• REQUIRED WORK:
In the entries that follow, count each line containing "time" and state the total, nothing more.

• DATA LINES:
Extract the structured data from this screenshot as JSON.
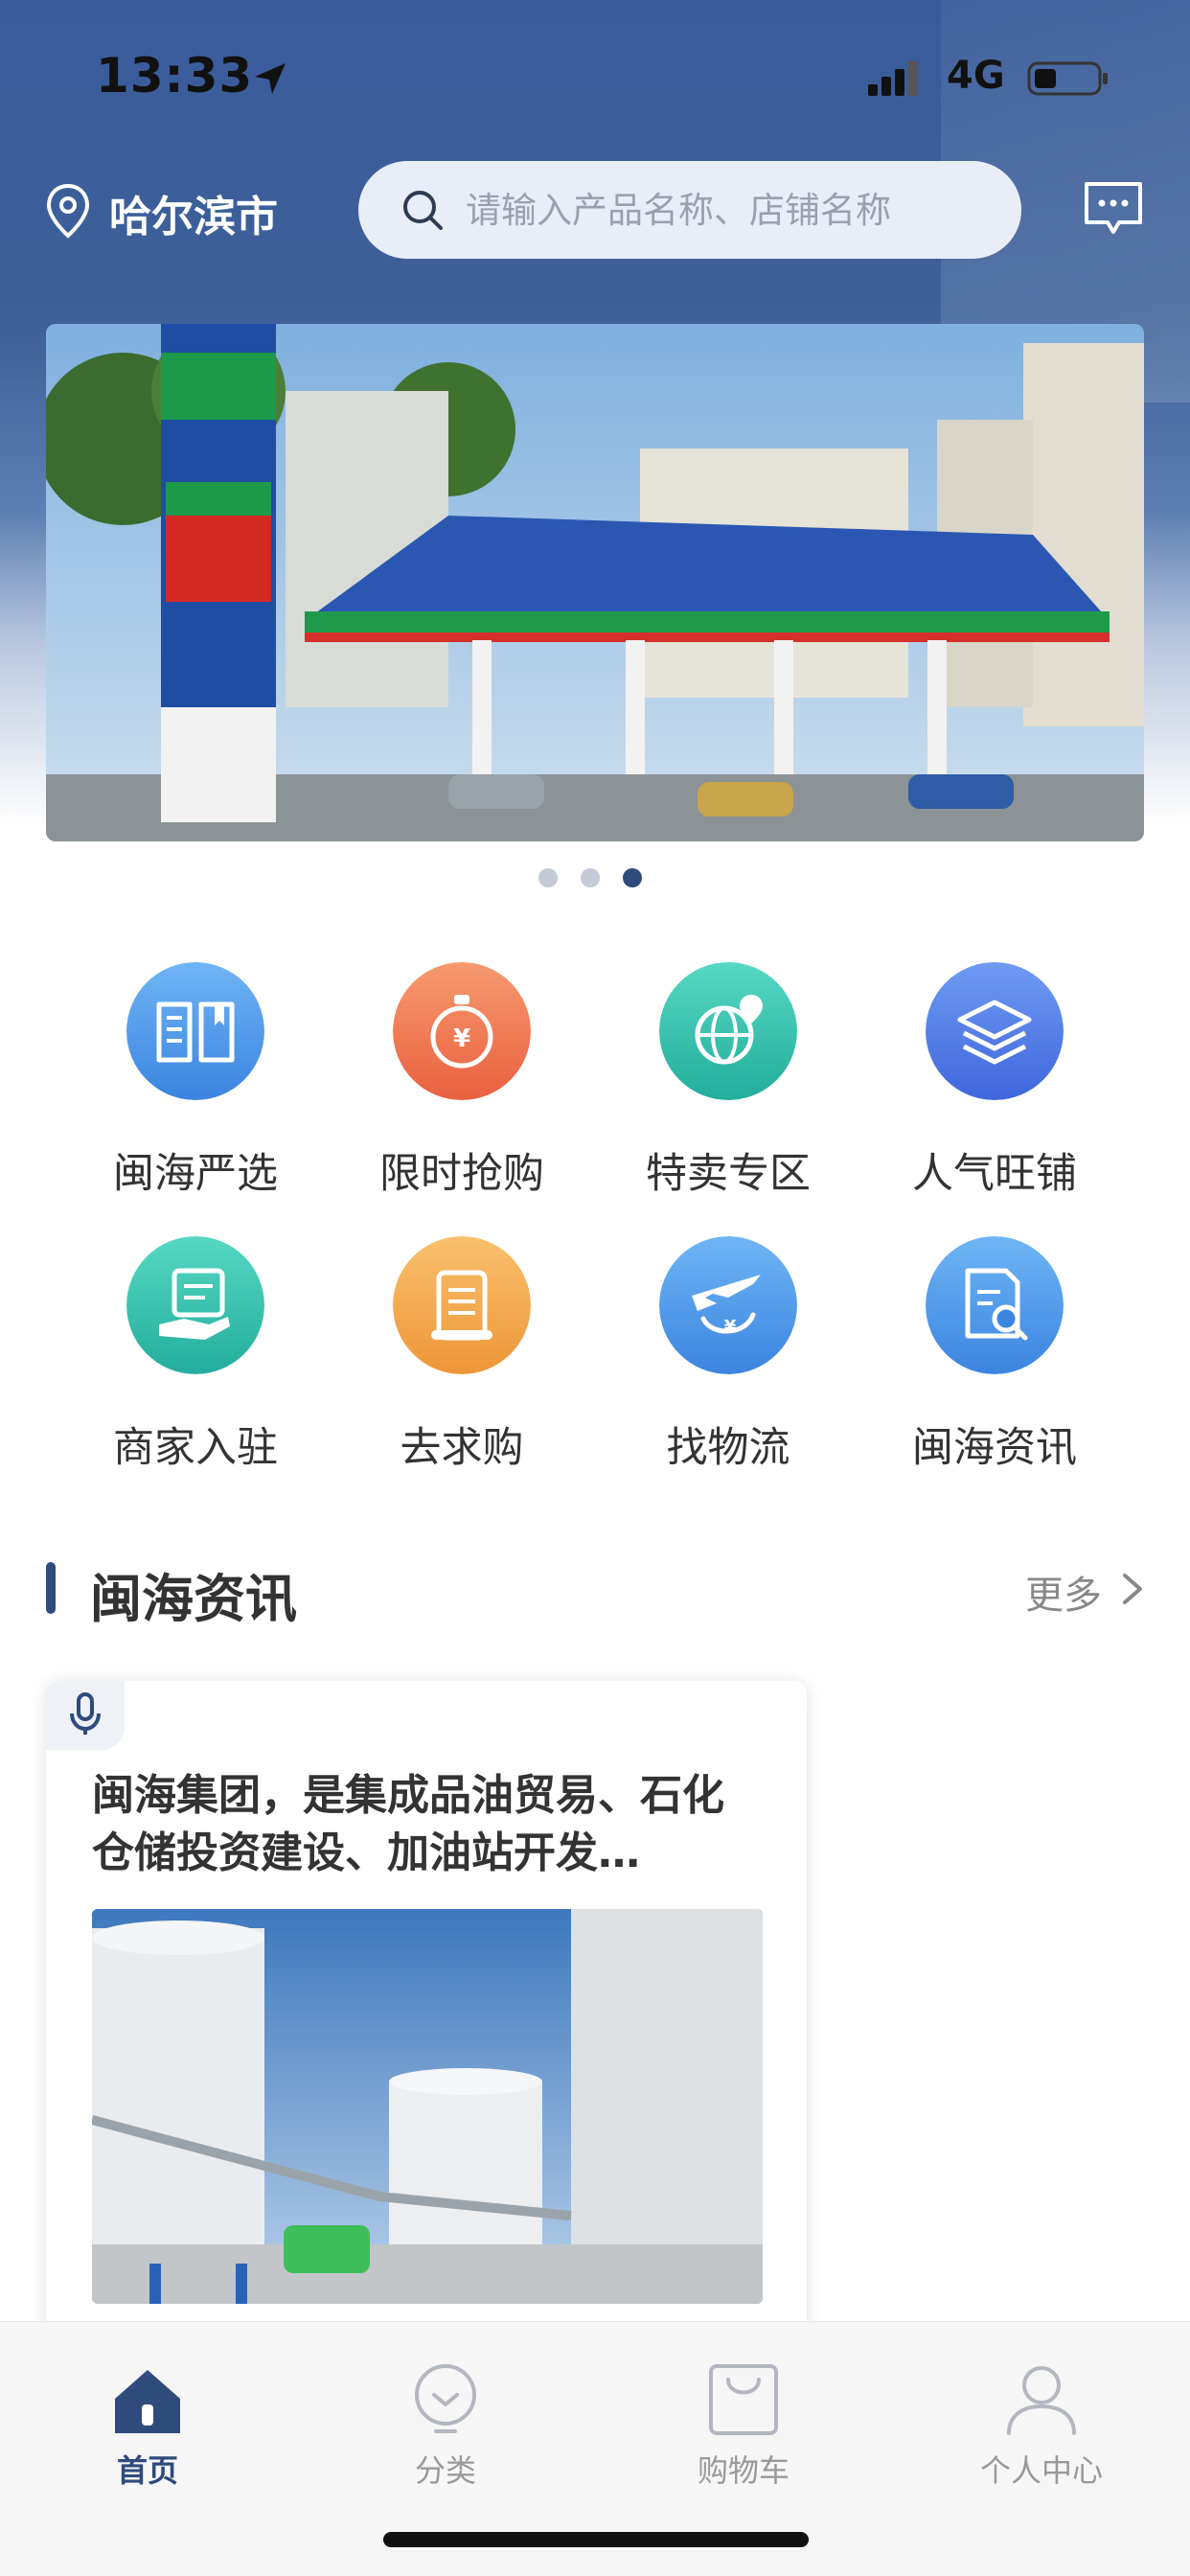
{
  "status_bar": {
    "time": "13:33",
    "network": "4G"
  },
  "header": {
    "city": "哈尔滨市",
    "search_placeholder": "请输入产品名称、店铺名称"
  },
  "banner": {
    "dots": 3,
    "active_dot": 3
  },
  "grid": [
    {
      "label": "闽海严选",
      "icon": "book-icon",
      "color": "#4a95e8"
    },
    {
      "label": "限时抢购",
      "icon": "stopwatch-yen-icon",
      "color": "#ef7b55"
    },
    {
      "label": "特卖专区",
      "icon": "globe-pin-icon",
      "color": "#33c2b0"
    },
    {
      "label": "人气旺铺",
      "icon": "layers-icon",
      "color": "#4c78e6"
    },
    {
      "label": "商家入驻",
      "icon": "hand-document-icon",
      "color": "#33c2b0"
    },
    {
      "label": "去求购",
      "icon": "scroll-icon",
      "color": "#f2a443"
    },
    {
      "label": "找物流",
      "icon": "plane-icon",
      "color": "#4a95e8"
    },
    {
      "label": "闽海资讯",
      "icon": "document-search-icon",
      "color": "#4a95e8"
    }
  ],
  "news": {
    "title": "闽海资讯",
    "more": "更多",
    "card_text": "闽海集团，是集成品油贸易、石化仓储投资建设、加油站开发…"
  },
  "tabbar": [
    {
      "label": "首页",
      "icon": "home-icon",
      "active": true
    },
    {
      "label": "分类",
      "icon": "bulb-icon",
      "active": false
    },
    {
      "label": "购物车",
      "icon": "bag-icon",
      "active": false
    },
    {
      "label": "个人中心",
      "icon": "user-icon",
      "active": false
    }
  ]
}
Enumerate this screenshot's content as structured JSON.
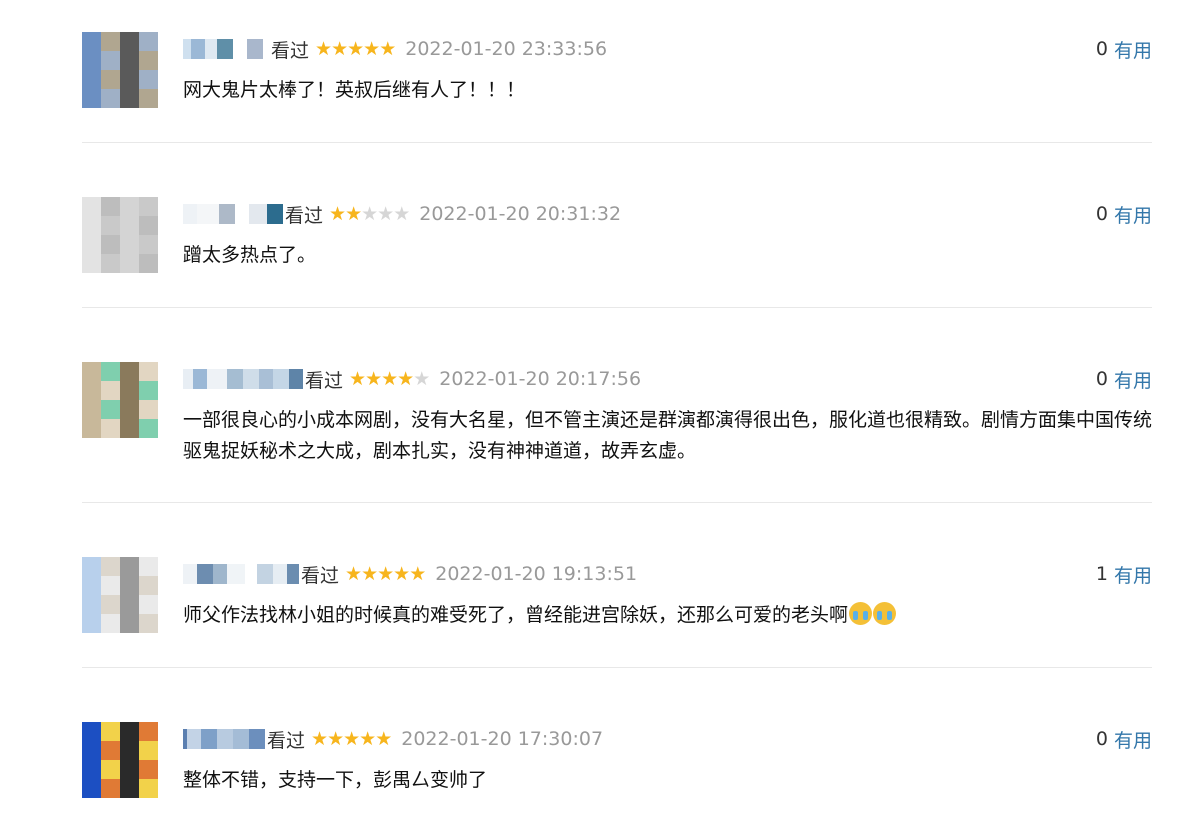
{
  "colors": {
    "star_filled": "#f7b51d",
    "star_empty": "#d6d6d6",
    "link": "#3377aa",
    "time": "#999999",
    "divider": "#e8e8e8"
  },
  "comments": [
    {
      "status": "看过",
      "rating": 5,
      "time": "2022-01-20 23:33:56",
      "useful_count": "0",
      "useful_label": "有用",
      "content": "网大鬼片太棒了！英叔后继有人了！！！",
      "avatar_colors": [
        "#6b8fc2",
        "#9fb0c6",
        "#5a5a5a",
        "#b0a690"
      ]
    },
    {
      "status": "看过",
      "rating": 2,
      "time": "2022-01-20 20:31:32",
      "useful_count": "0",
      "useful_label": "有用",
      "content": "蹭太多热点了。",
      "avatar_colors": [
        "#e3e3e3",
        "#c9c9c9",
        "#d4d4d4",
        "#bdbdbd"
      ]
    },
    {
      "status": "看过",
      "rating": 4,
      "time": "2022-01-20 20:17:56",
      "useful_count": "0",
      "useful_label": "有用",
      "content": "一部很良心的小成本网剧，没有大名星，但不管主演还是群演都演得很出色，服化道也很精致。剧情方面集中国传统驱鬼捉妖秘术之大成，剧本扎实，没有神神道道，故弄玄虚。",
      "avatar_colors": [
        "#c8b89a",
        "#e2d6c2",
        "#8a7a5c",
        "#7fcfae"
      ]
    },
    {
      "status": "看过",
      "rating": 5,
      "time": "2022-01-20 19:13:51",
      "useful_count": "1",
      "useful_label": "有用",
      "content": "师父作法找林小姐的时候真的难受死了，曾经能进宫除妖，还那么可爱的老头啊",
      "emoji": [
        "loudly-crying-emoji",
        "loudly-crying-emoji"
      ],
      "avatar_colors": [
        "#b8d0ec",
        "#eaeaea",
        "#9a9a9a",
        "#dcd6cc"
      ]
    },
    {
      "status": "看过",
      "rating": 5,
      "time": "2022-01-20 17:30:07",
      "useful_count": "0",
      "useful_label": "有用",
      "content": "整体不错，支持一下，彭禺厶变帅了",
      "avatar_colors": [
        "#1c4fc2",
        "#e07a35",
        "#2a2a2a",
        "#f2d24a"
      ]
    }
  ]
}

• TASK ANSWER:
7